[Items from a dataset]

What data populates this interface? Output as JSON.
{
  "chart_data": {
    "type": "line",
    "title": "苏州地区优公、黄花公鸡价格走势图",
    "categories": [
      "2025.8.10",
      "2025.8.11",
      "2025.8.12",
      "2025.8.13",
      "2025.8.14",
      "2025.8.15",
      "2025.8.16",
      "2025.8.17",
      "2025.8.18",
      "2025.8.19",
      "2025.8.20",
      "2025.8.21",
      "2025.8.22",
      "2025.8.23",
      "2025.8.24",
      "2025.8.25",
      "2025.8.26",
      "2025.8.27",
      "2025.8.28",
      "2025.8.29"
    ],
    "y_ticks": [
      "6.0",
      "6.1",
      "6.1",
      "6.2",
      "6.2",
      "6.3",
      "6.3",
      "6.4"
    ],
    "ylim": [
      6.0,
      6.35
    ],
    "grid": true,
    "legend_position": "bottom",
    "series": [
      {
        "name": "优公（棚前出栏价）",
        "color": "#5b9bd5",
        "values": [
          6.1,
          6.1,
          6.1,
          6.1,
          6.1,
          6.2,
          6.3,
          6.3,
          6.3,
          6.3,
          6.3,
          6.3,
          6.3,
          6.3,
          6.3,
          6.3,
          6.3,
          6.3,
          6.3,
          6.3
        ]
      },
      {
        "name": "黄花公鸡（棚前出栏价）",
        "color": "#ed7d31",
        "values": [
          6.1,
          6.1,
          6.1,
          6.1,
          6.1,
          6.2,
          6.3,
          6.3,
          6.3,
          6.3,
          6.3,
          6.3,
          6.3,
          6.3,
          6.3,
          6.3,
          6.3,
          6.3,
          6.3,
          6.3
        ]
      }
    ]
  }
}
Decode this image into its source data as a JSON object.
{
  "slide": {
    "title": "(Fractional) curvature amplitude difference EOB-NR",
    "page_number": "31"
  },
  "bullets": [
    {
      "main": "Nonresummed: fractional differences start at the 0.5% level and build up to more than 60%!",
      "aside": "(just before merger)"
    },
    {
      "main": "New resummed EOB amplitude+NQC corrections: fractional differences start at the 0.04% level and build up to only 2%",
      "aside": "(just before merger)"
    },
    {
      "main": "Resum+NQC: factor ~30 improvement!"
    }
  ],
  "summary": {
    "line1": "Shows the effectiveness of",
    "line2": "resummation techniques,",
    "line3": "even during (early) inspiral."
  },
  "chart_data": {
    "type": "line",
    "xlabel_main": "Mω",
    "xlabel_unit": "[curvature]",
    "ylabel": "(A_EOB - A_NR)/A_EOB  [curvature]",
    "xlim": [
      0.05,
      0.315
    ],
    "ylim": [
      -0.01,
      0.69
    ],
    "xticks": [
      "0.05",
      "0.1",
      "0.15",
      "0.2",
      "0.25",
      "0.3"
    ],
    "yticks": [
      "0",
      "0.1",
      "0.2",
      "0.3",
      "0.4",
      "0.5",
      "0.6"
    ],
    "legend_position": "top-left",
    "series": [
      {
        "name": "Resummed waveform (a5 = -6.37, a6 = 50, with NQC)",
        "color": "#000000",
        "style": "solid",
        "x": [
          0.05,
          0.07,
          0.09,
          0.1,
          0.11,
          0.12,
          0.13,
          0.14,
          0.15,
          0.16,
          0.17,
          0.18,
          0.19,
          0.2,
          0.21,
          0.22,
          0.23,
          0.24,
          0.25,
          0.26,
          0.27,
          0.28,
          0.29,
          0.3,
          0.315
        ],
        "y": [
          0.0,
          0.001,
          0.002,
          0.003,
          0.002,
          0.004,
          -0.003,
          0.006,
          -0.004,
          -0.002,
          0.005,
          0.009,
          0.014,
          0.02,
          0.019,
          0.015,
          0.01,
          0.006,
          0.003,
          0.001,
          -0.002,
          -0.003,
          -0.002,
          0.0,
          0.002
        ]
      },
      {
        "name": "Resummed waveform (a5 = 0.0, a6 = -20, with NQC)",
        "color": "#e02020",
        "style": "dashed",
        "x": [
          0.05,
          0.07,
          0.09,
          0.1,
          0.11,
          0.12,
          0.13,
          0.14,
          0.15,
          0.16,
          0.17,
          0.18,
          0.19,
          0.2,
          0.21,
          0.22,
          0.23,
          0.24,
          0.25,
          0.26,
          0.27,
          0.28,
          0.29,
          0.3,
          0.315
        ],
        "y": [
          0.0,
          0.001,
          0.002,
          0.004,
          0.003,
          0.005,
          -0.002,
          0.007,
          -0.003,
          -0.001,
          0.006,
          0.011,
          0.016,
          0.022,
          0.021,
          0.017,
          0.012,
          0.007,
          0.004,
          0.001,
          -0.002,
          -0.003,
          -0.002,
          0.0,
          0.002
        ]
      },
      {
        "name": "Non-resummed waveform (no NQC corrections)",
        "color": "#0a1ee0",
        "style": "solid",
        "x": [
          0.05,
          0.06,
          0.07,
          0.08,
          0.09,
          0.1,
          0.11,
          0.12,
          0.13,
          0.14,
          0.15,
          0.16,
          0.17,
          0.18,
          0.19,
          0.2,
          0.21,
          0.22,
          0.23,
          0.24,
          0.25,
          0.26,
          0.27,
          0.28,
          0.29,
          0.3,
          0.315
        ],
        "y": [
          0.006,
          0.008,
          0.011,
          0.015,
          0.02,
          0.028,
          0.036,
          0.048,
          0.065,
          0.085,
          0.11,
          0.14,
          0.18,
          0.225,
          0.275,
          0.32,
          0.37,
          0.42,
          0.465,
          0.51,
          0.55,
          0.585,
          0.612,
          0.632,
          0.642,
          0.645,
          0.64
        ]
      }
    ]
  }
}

** THE TASK **
Copy all lines from the material that hold "title".

** ANSWER BELOW **
    "title": "苏州地区优公、黄花公鸡价格走势图",
    "title": "(Fractional) curvature amplitude difference EOB-NR",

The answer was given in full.